RECORDS FOR THE EXERCISE:
----

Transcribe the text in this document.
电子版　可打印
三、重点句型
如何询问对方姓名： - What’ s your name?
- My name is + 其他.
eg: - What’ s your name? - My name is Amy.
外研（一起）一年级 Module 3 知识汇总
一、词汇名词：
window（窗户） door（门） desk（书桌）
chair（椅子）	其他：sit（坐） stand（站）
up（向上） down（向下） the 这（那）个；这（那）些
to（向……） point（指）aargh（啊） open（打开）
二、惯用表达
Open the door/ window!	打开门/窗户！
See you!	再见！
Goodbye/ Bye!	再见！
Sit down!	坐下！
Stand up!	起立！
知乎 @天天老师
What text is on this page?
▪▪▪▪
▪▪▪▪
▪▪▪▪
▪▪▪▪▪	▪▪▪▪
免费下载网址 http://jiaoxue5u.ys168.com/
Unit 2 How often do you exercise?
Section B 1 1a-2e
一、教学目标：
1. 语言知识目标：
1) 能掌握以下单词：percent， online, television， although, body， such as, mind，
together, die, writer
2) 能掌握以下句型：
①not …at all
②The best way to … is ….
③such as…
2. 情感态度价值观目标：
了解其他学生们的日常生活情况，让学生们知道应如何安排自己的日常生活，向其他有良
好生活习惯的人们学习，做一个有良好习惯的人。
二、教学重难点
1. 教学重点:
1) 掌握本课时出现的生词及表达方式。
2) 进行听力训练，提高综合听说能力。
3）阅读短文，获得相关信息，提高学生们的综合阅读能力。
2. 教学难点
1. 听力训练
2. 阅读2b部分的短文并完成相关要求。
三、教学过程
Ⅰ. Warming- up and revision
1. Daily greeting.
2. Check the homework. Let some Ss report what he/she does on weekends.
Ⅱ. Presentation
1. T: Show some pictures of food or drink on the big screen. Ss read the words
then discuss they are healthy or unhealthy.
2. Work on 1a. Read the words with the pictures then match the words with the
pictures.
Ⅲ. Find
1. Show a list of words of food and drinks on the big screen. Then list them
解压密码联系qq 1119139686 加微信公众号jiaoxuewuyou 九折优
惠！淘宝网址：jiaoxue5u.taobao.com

----

TASK TO CARRY OUT:
Type out all of the material again, word for word.

THE REPLY:
Transcribe the text in this document.
电子版　可打印
三、重点句型
如何询问对方姓名： - What’ s your name?
- My name is + 其他.
eg: - What’ s your name? - My name is Amy.
外研（一起）一年级 Module 3 知识汇总
一、词汇名词：
window（窗户） door（门） desk（书桌）
chair（椅子）	其他：sit（坐） stand（站）
up（向上） down（向下） the 这（那）个；这（那）些
to（向……） point（指）aargh（啊） open（打开）
二、惯用表达
Open the door/ window!	打开门/窗户！
See you!	再见！
Goodbye/ Bye!	再见！
Sit down!	坐下！
Stand up!	起立！
知乎 @天天老师
What text is on this page?
▪▪▪▪
▪▪▪▪
▪▪▪▪
▪▪▪▪▪	▪▪▪▪
免费下载网址 http://jiaoxue5u.ys168.com/
Unit 2 How often do you exercise?
Section B 1 1a-2e
一、教学目标：
1. 语言知识目标：
1) 能掌握以下单词：percent， online, television， although, body， such as, mind，
together, die, writer
2) 能掌握以下句型：
①not …at all
②The best way to … is ….
③such as…
2. 情感态度价值观目标：
了解其他学生们的日常生活情况，让学生们知道应如何安排自己的日常生活，向其他有良
好生活习惯的人们学习，做一个有良好习惯的人。
二、教学重难点
1. 教学重点:
1) 掌握本课时出现的生词及表达方式。
2) 进行听力训练，提高综合听说能力。
3）阅读短文，获得相关信息，提高学生们的综合阅读能力。
2. 教学难点
1. 听力训练
2. 阅读2b部分的短文并完成相关要求。
三、教学过程
Ⅰ. Warming- up and revision
1. Daily greeting.
2. Check the homework. Let some Ss report what he/she does on weekends.
Ⅱ. Presentation
1. T: Show some pictures of food or drink on the big screen. Ss read the words
then discuss they are healthy or unhealthy.
2. Work on 1a. Read the words with the pictures then match the words with the
pictures.
Ⅲ. Find
1. Show a list of words of food and drinks on the big screen. Then list them
解压密码联系qq 1119139686 加微信公众号jiaoxuewuyou 九折优
惠！淘宝网址：jiaoxue5u.taobao.com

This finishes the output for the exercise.